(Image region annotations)

---*---

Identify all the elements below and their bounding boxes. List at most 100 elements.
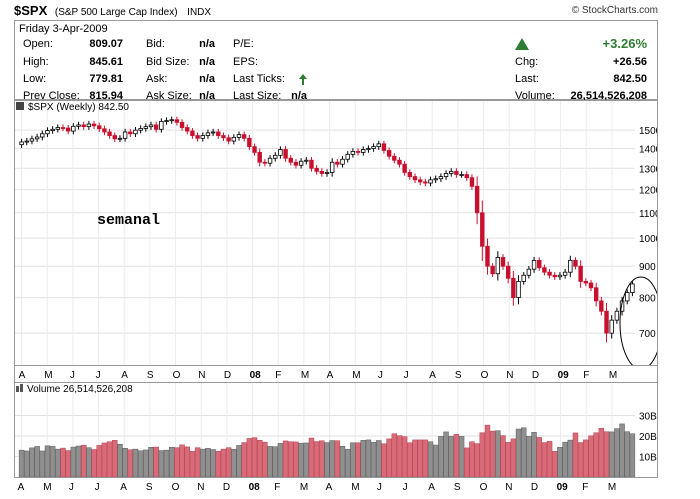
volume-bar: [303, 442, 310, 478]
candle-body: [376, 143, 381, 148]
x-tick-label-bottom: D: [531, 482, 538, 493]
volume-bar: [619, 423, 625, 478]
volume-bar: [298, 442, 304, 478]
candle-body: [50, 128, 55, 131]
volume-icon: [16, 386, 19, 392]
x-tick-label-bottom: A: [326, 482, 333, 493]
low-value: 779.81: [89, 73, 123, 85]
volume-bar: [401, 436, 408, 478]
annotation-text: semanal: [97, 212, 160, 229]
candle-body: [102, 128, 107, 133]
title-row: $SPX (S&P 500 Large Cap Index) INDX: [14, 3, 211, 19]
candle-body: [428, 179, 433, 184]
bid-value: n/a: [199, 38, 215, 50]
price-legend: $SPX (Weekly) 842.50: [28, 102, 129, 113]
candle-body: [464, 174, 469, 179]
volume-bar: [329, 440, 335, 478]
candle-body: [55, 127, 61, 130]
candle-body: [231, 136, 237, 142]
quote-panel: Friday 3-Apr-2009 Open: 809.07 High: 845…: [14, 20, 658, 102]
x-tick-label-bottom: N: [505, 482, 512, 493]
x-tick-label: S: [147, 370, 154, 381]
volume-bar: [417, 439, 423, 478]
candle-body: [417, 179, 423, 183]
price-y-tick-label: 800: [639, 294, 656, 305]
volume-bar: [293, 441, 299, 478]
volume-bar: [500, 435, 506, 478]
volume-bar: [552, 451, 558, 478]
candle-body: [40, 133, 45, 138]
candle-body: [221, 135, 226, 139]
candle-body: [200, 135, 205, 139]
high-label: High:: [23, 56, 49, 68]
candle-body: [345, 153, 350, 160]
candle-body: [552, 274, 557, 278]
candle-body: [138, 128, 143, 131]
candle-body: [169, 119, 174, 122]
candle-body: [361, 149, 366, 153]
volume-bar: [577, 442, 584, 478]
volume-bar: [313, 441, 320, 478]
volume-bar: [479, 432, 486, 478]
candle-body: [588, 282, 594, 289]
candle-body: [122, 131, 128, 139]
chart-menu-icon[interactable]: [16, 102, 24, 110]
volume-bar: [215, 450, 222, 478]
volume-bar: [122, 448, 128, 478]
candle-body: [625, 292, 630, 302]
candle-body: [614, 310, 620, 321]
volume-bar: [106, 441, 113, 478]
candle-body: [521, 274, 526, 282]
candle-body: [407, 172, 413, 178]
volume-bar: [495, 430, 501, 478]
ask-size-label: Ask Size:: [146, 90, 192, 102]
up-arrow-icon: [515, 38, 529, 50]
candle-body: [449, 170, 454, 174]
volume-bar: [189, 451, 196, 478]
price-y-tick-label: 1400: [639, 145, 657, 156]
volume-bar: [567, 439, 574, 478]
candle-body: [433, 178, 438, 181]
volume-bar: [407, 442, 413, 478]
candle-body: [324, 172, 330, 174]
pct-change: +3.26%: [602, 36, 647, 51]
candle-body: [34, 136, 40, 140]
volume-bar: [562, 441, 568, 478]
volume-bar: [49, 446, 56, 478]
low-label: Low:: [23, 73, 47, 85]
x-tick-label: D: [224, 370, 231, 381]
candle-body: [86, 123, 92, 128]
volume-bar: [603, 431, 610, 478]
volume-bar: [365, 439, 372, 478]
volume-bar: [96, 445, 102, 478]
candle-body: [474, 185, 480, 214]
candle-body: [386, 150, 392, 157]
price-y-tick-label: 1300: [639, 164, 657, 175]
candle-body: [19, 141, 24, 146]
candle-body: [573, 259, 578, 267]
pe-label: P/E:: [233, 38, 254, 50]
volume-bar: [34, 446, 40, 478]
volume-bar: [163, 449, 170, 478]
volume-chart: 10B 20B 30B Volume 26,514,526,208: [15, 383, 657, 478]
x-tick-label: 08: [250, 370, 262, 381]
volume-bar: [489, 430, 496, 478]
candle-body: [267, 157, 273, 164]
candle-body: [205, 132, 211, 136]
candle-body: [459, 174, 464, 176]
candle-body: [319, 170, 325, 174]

---*---

• Task prompt: Please rewrite the records above, changing every "candle-body" to "candlestick-body" and keeping everything else the same. Leave the pictures out of your answer.

• Written response:
Identify all the elements below and their bounding boxes. List at most 100 elements.
volume-bar: [303, 442, 310, 478]
candlestick-body: [376, 143, 381, 148]
x-tick-label-bottom: D: [531, 482, 538, 493]
volume-bar: [619, 423, 625, 478]
volume-bar: [298, 442, 304, 478]
candlestick-body: [50, 128, 55, 131]
volume-icon: [16, 386, 19, 392]
x-tick-label-bottom: A: [326, 482, 333, 493]
low-value: 779.81: [89, 73, 123, 85]
volume-bar: [401, 436, 408, 478]
annotation-text: semanal: [97, 212, 160, 229]
candlestick-body: [102, 128, 107, 133]
title-row: $SPX (S&P 500 Large Cap Index) INDX: [14, 3, 211, 19]
candlestick-body: [428, 179, 433, 184]
bid-value: n/a: [199, 38, 215, 50]
price-legend: $SPX (Weekly) 842.50: [28, 102, 129, 113]
candlestick-body: [464, 174, 469, 179]
volume-bar: [329, 440, 335, 478]
candlestick-body: [55, 127, 61, 130]
candlestick-body: [231, 136, 237, 142]
quote-panel: Friday 3-Apr-2009 Open: 809.07 High: 845…: [14, 20, 658, 102]
x-tick-label-bottom: N: [505, 482, 512, 493]
x-tick-label: S: [147, 370, 154, 381]
volume-bar: [417, 439, 423, 478]
candlestick-body: [417, 179, 423, 183]
price-y-tick-label: 800: [639, 294, 656, 305]
volume-bar: [293, 441, 299, 478]
volume-bar: [500, 435, 506, 478]
volume-bar: [552, 451, 558, 478]
candlestick-body: [40, 133, 45, 138]
candlestick-body: [221, 135, 226, 139]
candlestick-body: [200, 135, 205, 139]
high-label: High:: [23, 56, 49, 68]
candlestick-body: [345, 153, 350, 160]
candlestick-body: [552, 274, 557, 278]
candlestick-body: [138, 128, 143, 131]
candlestick-body: [169, 119, 174, 122]
candlestick-body: [361, 149, 366, 153]
volume-bar: [577, 442, 584, 478]
volume-bar: [313, 441, 320, 478]
volume-bar: [479, 432, 486, 478]
candlestick-body: [588, 282, 594, 289]
candlestick-body: [122, 131, 128, 139]
chart-menu-icon[interactable]: [16, 102, 24, 110]
volume-bar: [215, 450, 222, 478]
volume-bar: [122, 448, 128, 478]
candlestick-body: [625, 292, 630, 302]
candlestick-body: [614, 310, 620, 321]
volume-bar: [106, 441, 113, 478]
candlestick-body: [521, 274, 526, 282]
candlestick-body: [407, 172, 413, 178]
volume-bar: [495, 430, 501, 478]
ask-size-label: Ask Size:: [146, 90, 192, 102]
up-arrow-icon: [515, 38, 529, 50]
candlestick-body: [449, 170, 454, 174]
volume-bar: [189, 451, 196, 478]
price-y-tick-label: 1400: [639, 145, 657, 156]
volume-bar: [567, 439, 574, 478]
candlestick-body: [433, 178, 438, 181]
volume-bar: [407, 442, 413, 478]
candlestick-body: [324, 172, 330, 174]
pct-change: +3.26%: [602, 36, 647, 51]
candlestick-body: [34, 136, 40, 140]
volume-bar: [562, 441, 568, 478]
volume-bar: [49, 446, 56, 478]
low-label: Low:: [23, 73, 47, 85]
x-tick-label: D: [224, 370, 231, 381]
candlestick-body: [86, 123, 92, 128]
volume-bar: [603, 431, 610, 478]
volume-bar: [365, 439, 372, 478]
volume-bar: [96, 445, 102, 478]
candlestick-body: [474, 185, 480, 214]
candlestick-body: [386, 150, 392, 157]
price-y-tick-label: 1300: [639, 164, 657, 175]
candlestick-body: [19, 141, 24, 146]
candlestick-body: [573, 259, 578, 267]
pe-label: P/E:: [233, 38, 254, 50]
volume-bar: [34, 446, 40, 478]
volume-bar: [163, 449, 170, 478]
volume-chart: 10B 20B 30B Volume 26,514,526,208: [15, 383, 657, 478]
x-tick-label: 08: [250, 370, 262, 381]
volume-bar: [489, 430, 496, 478]
candlestick-body: [267, 157, 273, 164]
candlestick-body: [205, 132, 211, 136]
candlestick-body: [459, 174, 464, 176]
candlestick-body: [319, 170, 325, 174]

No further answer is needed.